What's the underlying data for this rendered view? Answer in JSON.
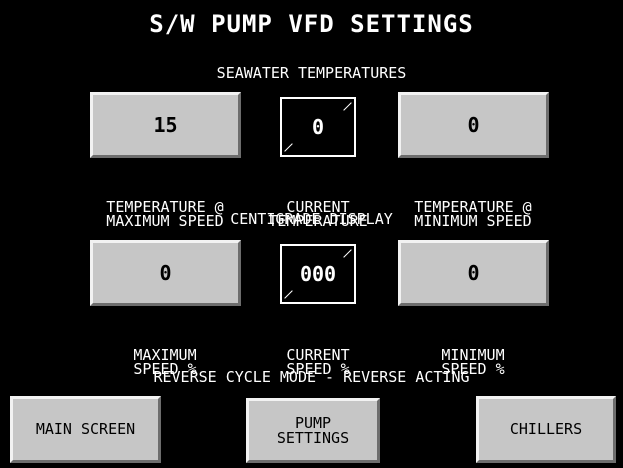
{
  "title": "S/W PUMP VFD SETTINGS",
  "temperatures": {
    "heading": "SEAWATER TEMPERATURES",
    "max_speed_temp": {
      "value": "15",
      "label_line1": "TEMPERATURE @",
      "label_line2": "MAXIMUM SPEED"
    },
    "current_temp": {
      "value": "0",
      "label_line1": "CURRENT",
      "label_line2": "TEMPERATURE"
    },
    "min_speed_temp": {
      "value": "0",
      "label_line1": "TEMPERATURE @",
      "label_line2": "MINIMUM SPEED"
    },
    "units_note": "CENTIGRADE DISPLAY"
  },
  "speeds": {
    "max_speed": {
      "value": "0",
      "label_line1": "MAXIMUM",
      "label_line2": "SPEED %"
    },
    "current_speed": {
      "value": "000",
      "label_line1": "CURRENT",
      "label_line2": "SPEED %"
    },
    "min_speed": {
      "value": "0",
      "label_line1": "MINIMUM",
      "label_line2": "SPEED %"
    }
  },
  "mode_text": "REVERSE CYCLE MODE - REVERSE ACTING",
  "nav": {
    "main_screen": "MAIN SCREEN",
    "pump_settings_line1": "PUMP",
    "pump_settings_line2": "SETTINGS",
    "chillers": "CHILLERS"
  },
  "colors": {
    "background": "#000000",
    "panel": "#c6c6c6",
    "text": "#ffffff"
  }
}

——

TASK STATEMENT
Working from the lines above, reproduce the material exactly and exclude its pictures.

TASK OUTPUT
What's the underlying data for this rendered view? Answer in JSON.
{
  "title": "S/W PUMP VFD SETTINGS",
  "temperatures": {
    "heading": "SEAWATER TEMPERATURES",
    "max_speed_temp": {
      "value": "15",
      "label_line1": "TEMPERATURE @",
      "label_line2": "MAXIMUM SPEED"
    },
    "current_temp": {
      "value": "0",
      "label_line1": "CURRENT",
      "label_line2": "TEMPERATURE"
    },
    "min_speed_temp": {
      "value": "0",
      "label_line1": "TEMPERATURE @",
      "label_line2": "MINIMUM SPEED"
    },
    "units_note": "CENTIGRADE DISPLAY"
  },
  "speeds": {
    "max_speed": {
      "value": "0",
      "label_line1": "MAXIMUM",
      "label_line2": "SPEED %"
    },
    "current_speed": {
      "value": "000",
      "label_line1": "CURRENT",
      "label_line2": "SPEED %"
    },
    "min_speed": {
      "value": "0",
      "label_line1": "MINIMUM",
      "label_line2": "SPEED %"
    }
  },
  "mode_text": "REVERSE CYCLE MODE - REVERSE ACTING",
  "nav": {
    "main_screen": "MAIN SCREEN",
    "pump_settings_line1": "PUMP",
    "pump_settings_line2": "SETTINGS",
    "chillers": "CHILLERS"
  },
  "colors": {
    "background": "#000000",
    "panel": "#c6c6c6",
    "text": "#ffffff"
  }
}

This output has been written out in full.